» **GOAL**
State the number of lines that include the string "年的伟大奋斗历程", and write nothing else.
◆ ◆ ◆ ◆ ◆
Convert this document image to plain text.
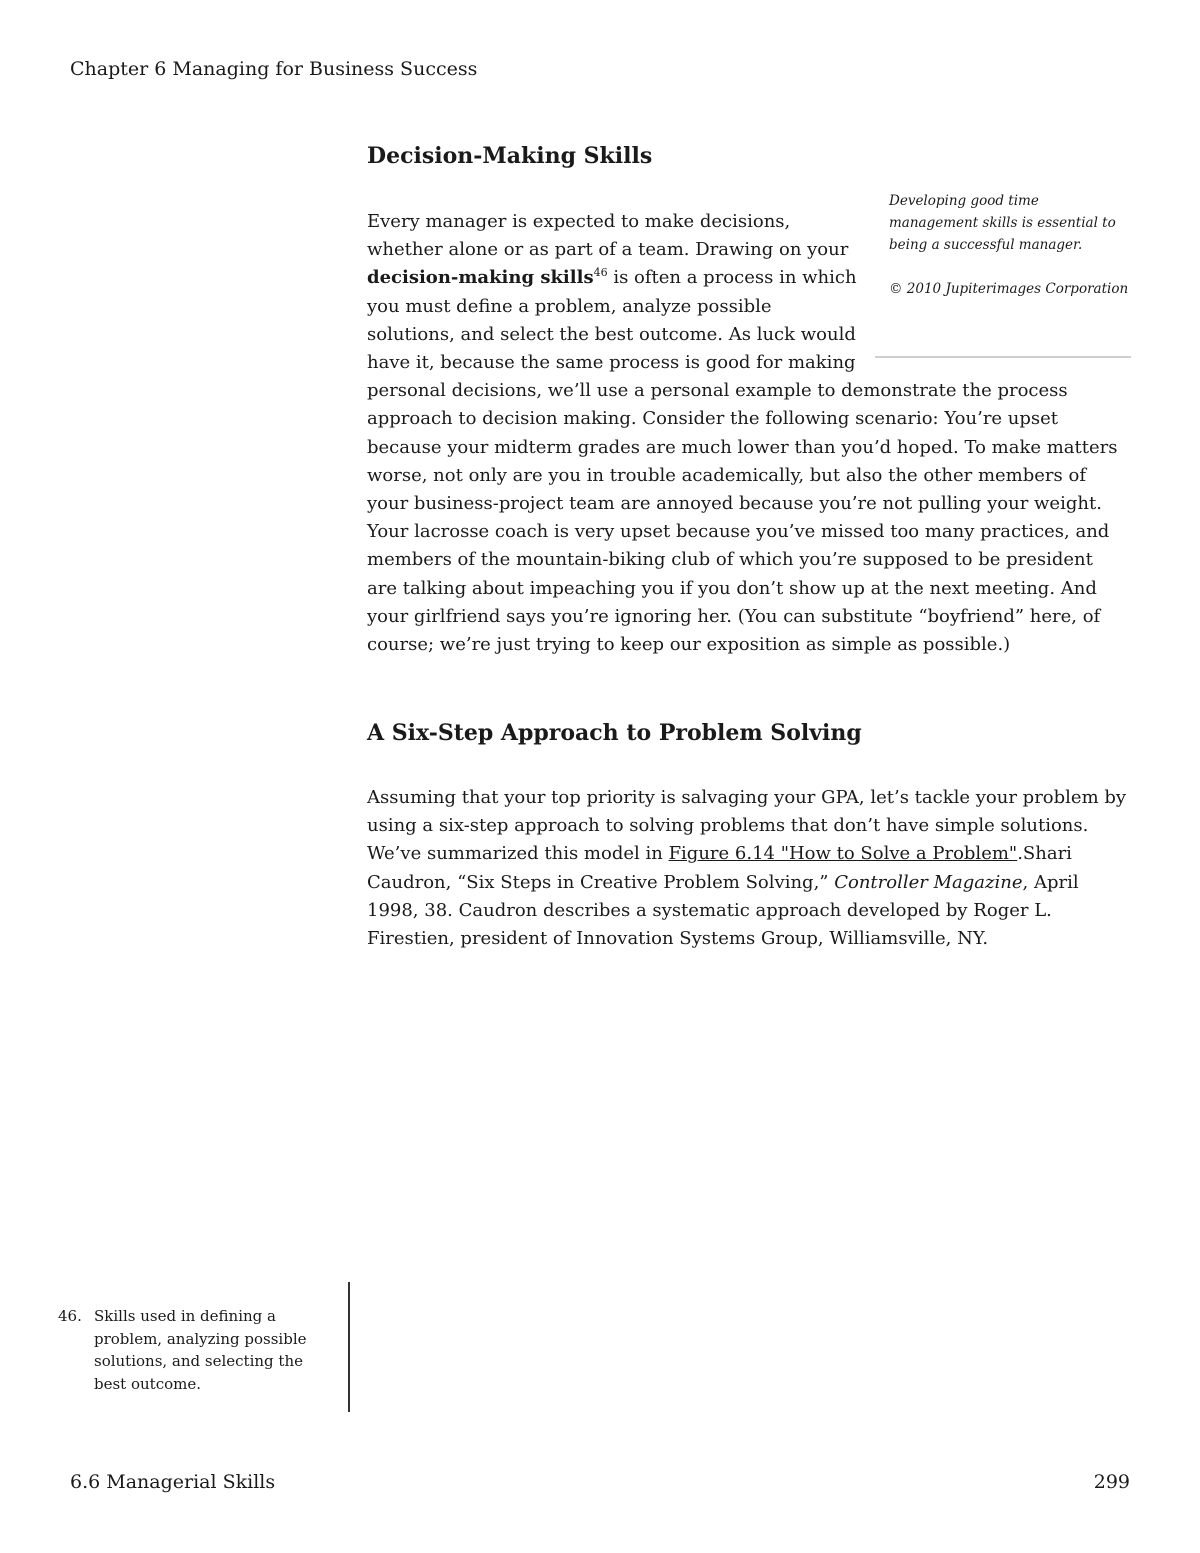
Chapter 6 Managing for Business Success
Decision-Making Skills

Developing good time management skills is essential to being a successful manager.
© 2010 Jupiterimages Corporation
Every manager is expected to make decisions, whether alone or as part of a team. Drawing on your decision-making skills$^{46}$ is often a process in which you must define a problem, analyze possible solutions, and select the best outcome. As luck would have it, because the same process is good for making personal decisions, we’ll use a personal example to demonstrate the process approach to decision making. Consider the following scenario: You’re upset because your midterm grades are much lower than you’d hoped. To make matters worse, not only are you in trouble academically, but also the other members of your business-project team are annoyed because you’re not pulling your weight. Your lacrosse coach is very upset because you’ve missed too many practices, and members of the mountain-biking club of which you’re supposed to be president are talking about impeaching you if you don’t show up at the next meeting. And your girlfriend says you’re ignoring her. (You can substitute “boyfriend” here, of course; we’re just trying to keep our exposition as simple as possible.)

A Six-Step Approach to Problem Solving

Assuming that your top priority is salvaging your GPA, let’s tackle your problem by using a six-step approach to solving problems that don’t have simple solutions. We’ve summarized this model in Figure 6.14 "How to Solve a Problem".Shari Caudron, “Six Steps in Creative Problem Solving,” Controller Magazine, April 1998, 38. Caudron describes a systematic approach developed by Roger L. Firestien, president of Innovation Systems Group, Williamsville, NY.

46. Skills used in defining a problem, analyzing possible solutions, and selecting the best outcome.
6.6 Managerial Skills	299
◆ ◆ ◆ ◆ ◆
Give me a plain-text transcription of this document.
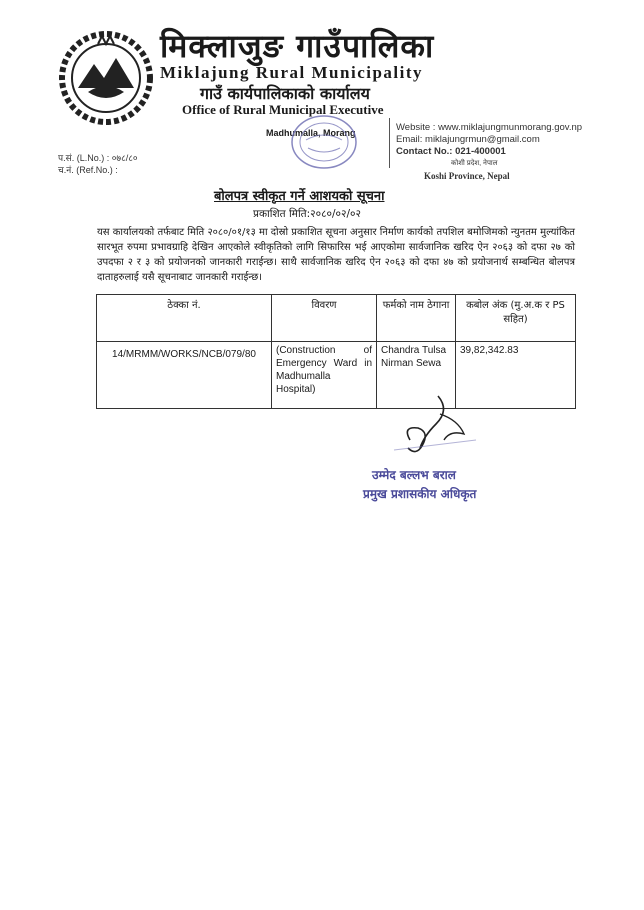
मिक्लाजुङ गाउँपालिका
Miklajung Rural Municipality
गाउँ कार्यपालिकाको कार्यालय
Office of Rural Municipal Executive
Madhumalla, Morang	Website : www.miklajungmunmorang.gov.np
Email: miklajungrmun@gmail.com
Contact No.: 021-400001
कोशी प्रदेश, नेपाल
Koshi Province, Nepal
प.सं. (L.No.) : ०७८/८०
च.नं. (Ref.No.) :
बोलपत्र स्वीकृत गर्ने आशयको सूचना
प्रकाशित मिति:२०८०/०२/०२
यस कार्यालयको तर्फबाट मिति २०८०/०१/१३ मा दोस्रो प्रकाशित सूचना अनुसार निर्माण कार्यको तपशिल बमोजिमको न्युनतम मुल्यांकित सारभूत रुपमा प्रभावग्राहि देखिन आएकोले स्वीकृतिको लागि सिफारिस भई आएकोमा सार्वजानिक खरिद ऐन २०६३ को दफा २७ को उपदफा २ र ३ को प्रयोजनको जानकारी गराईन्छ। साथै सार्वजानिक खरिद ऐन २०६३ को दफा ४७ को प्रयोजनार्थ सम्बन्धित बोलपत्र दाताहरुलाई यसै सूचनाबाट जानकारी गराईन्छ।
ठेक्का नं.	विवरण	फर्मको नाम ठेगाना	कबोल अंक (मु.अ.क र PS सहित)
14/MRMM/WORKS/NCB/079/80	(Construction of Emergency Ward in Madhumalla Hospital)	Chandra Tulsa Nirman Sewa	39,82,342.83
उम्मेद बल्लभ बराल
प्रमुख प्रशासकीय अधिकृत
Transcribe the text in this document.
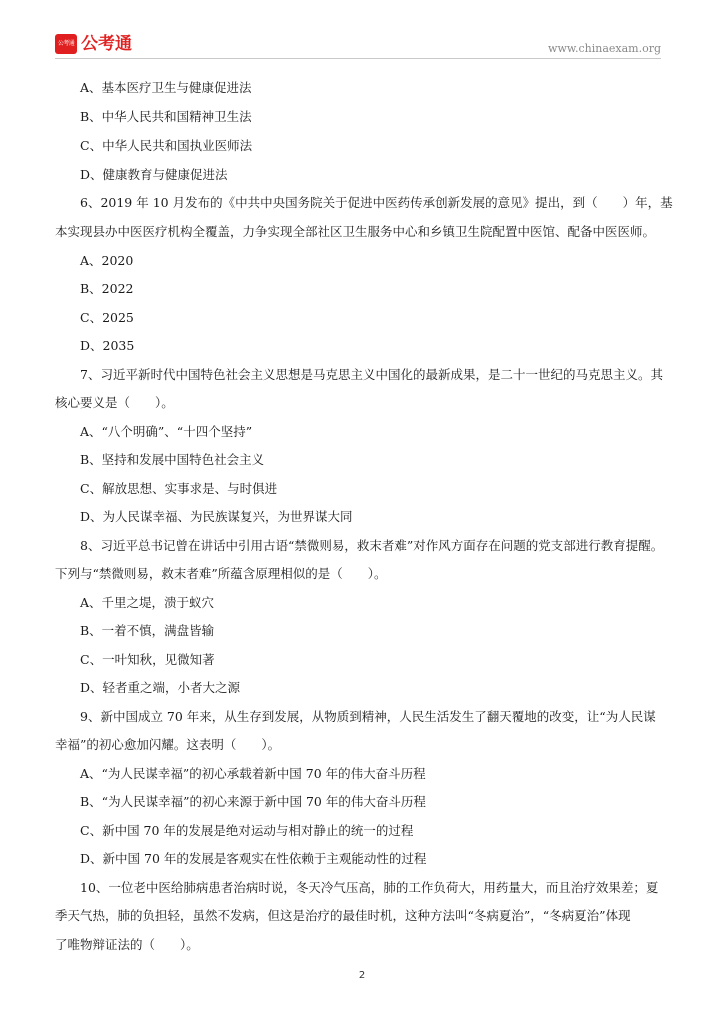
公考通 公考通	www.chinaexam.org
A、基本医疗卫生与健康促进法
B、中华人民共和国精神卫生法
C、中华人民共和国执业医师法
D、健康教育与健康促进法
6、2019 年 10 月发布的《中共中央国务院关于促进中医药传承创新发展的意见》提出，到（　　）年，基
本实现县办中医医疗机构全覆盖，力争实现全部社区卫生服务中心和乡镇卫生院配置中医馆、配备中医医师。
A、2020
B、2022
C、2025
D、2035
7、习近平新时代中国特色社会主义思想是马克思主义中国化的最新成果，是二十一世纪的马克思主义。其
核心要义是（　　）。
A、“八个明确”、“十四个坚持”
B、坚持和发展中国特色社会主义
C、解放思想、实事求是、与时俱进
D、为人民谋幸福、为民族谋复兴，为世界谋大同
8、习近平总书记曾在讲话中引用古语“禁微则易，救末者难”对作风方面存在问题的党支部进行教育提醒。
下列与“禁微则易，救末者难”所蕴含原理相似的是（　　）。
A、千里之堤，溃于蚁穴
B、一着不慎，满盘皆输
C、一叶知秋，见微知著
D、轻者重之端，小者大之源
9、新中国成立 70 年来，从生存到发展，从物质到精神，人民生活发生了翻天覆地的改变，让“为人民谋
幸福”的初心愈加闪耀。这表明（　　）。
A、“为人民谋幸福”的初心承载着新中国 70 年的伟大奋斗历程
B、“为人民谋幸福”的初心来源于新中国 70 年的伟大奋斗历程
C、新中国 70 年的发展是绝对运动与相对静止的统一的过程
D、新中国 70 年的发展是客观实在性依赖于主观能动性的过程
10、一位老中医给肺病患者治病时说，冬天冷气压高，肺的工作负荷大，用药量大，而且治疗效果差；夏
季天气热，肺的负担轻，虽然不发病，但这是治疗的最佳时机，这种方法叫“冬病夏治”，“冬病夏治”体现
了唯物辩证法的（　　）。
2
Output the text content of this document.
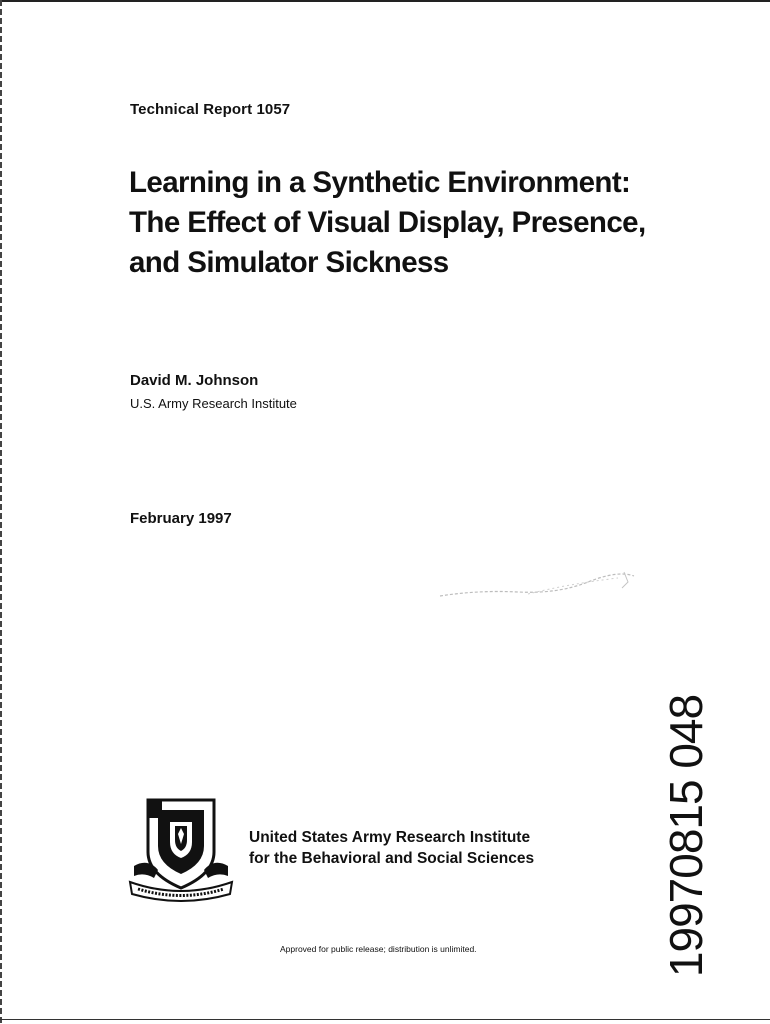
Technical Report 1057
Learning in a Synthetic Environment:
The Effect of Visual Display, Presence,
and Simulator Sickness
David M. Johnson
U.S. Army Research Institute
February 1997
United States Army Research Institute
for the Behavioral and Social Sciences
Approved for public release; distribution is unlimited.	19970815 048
◆ ◆ ◆ ◆ ◆
» **ANSWER TO THE PROBLEM**
2